Write the data out again, exactly as given.
—————
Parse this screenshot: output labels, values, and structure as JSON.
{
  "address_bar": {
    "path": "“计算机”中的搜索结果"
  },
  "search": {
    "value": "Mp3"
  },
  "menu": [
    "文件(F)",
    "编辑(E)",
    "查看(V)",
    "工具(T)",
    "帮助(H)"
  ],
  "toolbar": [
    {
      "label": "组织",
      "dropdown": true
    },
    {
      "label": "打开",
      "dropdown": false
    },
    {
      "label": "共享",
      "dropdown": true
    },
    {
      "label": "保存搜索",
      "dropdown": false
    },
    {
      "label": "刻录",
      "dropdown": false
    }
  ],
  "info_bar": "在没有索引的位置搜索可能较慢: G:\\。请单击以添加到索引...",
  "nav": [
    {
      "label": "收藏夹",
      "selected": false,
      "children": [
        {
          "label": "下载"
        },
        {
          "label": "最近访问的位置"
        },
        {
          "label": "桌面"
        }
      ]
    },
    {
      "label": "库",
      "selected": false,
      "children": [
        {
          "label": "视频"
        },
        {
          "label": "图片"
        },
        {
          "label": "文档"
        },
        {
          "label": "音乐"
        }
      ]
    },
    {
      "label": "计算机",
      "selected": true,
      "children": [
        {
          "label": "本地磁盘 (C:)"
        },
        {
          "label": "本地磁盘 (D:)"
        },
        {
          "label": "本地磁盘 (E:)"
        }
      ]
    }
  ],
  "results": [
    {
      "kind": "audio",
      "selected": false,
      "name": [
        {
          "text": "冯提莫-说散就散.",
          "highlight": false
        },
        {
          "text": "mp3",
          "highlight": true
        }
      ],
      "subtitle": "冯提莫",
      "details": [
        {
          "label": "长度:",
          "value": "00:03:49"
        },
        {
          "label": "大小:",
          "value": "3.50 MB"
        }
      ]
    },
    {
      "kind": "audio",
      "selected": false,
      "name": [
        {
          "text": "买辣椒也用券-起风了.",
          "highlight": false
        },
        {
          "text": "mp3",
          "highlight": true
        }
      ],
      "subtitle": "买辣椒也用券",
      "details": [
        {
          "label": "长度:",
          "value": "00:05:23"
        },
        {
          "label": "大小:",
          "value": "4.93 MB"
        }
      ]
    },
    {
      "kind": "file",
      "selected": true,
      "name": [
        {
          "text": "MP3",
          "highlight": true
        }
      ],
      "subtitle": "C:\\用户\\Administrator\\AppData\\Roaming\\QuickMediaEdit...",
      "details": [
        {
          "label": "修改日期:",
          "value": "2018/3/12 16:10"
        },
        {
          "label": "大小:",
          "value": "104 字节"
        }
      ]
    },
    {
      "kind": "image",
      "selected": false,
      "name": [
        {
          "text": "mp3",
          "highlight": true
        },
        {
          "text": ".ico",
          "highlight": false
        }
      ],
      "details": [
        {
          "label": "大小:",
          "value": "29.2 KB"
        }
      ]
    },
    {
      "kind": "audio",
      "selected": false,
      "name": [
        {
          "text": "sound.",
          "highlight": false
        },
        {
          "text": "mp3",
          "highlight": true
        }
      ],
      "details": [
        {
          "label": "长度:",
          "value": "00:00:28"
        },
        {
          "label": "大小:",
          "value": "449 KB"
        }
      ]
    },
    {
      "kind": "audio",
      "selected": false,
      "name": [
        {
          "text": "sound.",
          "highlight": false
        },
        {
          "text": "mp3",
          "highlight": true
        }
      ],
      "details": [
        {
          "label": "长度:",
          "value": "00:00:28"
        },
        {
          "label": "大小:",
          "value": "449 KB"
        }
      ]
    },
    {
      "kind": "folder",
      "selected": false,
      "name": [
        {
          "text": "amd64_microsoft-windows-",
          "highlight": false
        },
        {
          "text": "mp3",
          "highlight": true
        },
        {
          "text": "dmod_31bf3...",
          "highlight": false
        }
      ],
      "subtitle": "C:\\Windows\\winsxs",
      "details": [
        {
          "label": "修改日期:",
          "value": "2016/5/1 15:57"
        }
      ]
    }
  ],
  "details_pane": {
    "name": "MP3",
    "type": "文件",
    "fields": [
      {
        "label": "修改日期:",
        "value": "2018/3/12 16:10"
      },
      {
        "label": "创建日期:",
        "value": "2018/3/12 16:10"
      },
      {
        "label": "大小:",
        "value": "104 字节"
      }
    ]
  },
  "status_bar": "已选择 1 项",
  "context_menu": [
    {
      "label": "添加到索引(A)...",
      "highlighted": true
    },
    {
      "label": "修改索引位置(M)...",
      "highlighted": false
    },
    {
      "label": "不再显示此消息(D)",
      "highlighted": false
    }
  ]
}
—————
_Solved problem_.
Parse this screenshot: output labels, values, and structure as JSON.
{
  "address_bar": {
    "path": "“计算机”中的搜索结果"
  },
  "search": {
    "value": "Mp3"
  },
  "menu": [
    "文件(F)",
    "编辑(E)",
    "查看(V)",
    "工具(T)",
    "帮助(H)"
  ],
  "toolbar": [
    {
      "label": "组织",
      "dropdown": true
    },
    {
      "label": "打开",
      "dropdown": false
    },
    {
      "label": "共享",
      "dropdown": true
    },
    {
      "label": "保存搜索",
      "dropdown": false
    },
    {
      "label": "刻录",
      "dropdown": false
    }
  ],
  "info_bar": "在没有索引的位置搜索可能较慢: G:\\。请单击以添加到索引...",
  "nav": [
    {
      "label": "收藏夹",
      "selected": false,
      "children": [
        {
          "label": "下载"
        },
        {
          "label": "最近访问的位置"
        },
        {
          "label": "桌面"
        }
      ]
    },
    {
      "label": "库",
      "selected": false,
      "children": [
        {
          "label": "视频"
        },
        {
          "label": "图片"
        },
        {
          "label": "文档"
        },
        {
          "label": "音乐"
        }
      ]
    },
    {
      "label": "计算机",
      "selected": true,
      "children": [
        {
          "label": "本地磁盘 (C:)"
        },
        {
          "label": "本地磁盘 (D:)"
        },
        {
          "label": "本地磁盘 (E:)"
        }
      ]
    }
  ],
  "results": [
    {
      "kind": "audio",
      "selected": false,
      "name": [
        {
          "text": "冯提莫-说散就散.",
          "highlight": false
        },
        {
          "text": "mp3",
          "highlight": true
        }
      ],
      "subtitle": "冯提莫",
      "details": [
        {
          "label": "长度:",
          "value": "00:03:49"
        },
        {
          "label": "大小:",
          "value": "3.50 MB"
        }
      ]
    },
    {
      "kind": "audio",
      "selected": false,
      "name": [
        {
          "text": "买辣椒也用券-起风了.",
          "highlight": false
        },
        {
          "text": "mp3",
          "highlight": true
        }
      ],
      "subtitle": "买辣椒也用券",
      "details": [
        {
          "label": "长度:",
          "value": "00:05:23"
        },
        {
          "label": "大小:",
          "value": "4.93 MB"
        }
      ]
    },
    {
      "kind": "file",
      "selected": true,
      "name": [
        {
          "text": "MP3",
          "highlight": true
        }
      ],
      "subtitle": "C:\\用户\\Administrator\\AppData\\Roaming\\QuickMediaEdit...",
      "details": [
        {
          "label": "修改日期:",
          "value": "2018/3/12 16:10"
        },
        {
          "label": "大小:",
          "value": "104 字节"
        }
      ]
    },
    {
      "kind": "image",
      "selected": false,
      "name": [
        {
          "text": "mp3",
          "highlight": true
        },
        {
          "text": ".ico",
          "highlight": false
        }
      ],
      "details": [
        {
          "label": "大小:",
          "value": "29.2 KB"
        }
      ]
    },
    {
      "kind": "audio",
      "selected": false,
      "name": [
        {
          "text": "sound.",
          "highlight": false
        },
        {
          "text": "mp3",
          "highlight": true
        }
      ],
      "details": [
        {
          "label": "长度:",
          "value": "00:00:28"
        },
        {
          "label": "大小:",
          "value": "449 KB"
        }
      ]
    },
    {
      "kind": "audio",
      "selected": false,
      "name": [
        {
          "text": "sound.",
          "highlight": false
        },
        {
          "text": "mp3",
          "highlight": true
        }
      ],
      "details": [
        {
          "label": "长度:",
          "value": "00:00:28"
        },
        {
          "label": "大小:",
          "value": "449 KB"
        }
      ]
    },
    {
      "kind": "folder",
      "selected": false,
      "name": [
        {
          "text": "amd64_microsoft-windows-",
          "highlight": false
        },
        {
          "text": "mp3",
          "highlight": true
        },
        {
          "text": "dmod_31bf3...",
          "highlight": false
        }
      ],
      "subtitle": "C:\\Windows\\winsxs",
      "details": [
        {
          "label": "修改日期:",
          "value": "2016/5/1 15:57"
        }
      ]
    }
  ],
  "details_pane": {
    "name": "MP3",
    "type": "文件",
    "fields": [
      {
        "label": "修改日期:",
        "value": "2018/3/12 16:10"
      },
      {
        "label": "创建日期:",
        "value": "2018/3/12 16:10"
      },
      {
        "label": "大小:",
        "value": "104 字节"
      }
    ]
  },
  "status_bar": "已选择 1 项",
  "context_menu": [
    {
      "label": "添加到索引(A)...",
      "highlighted": true
    },
    {
      "label": "修改索引位置(M)...",
      "highlighted": false
    },
    {
      "label": "不再显示此消息(D)",
      "highlighted": false
    }
  ]
}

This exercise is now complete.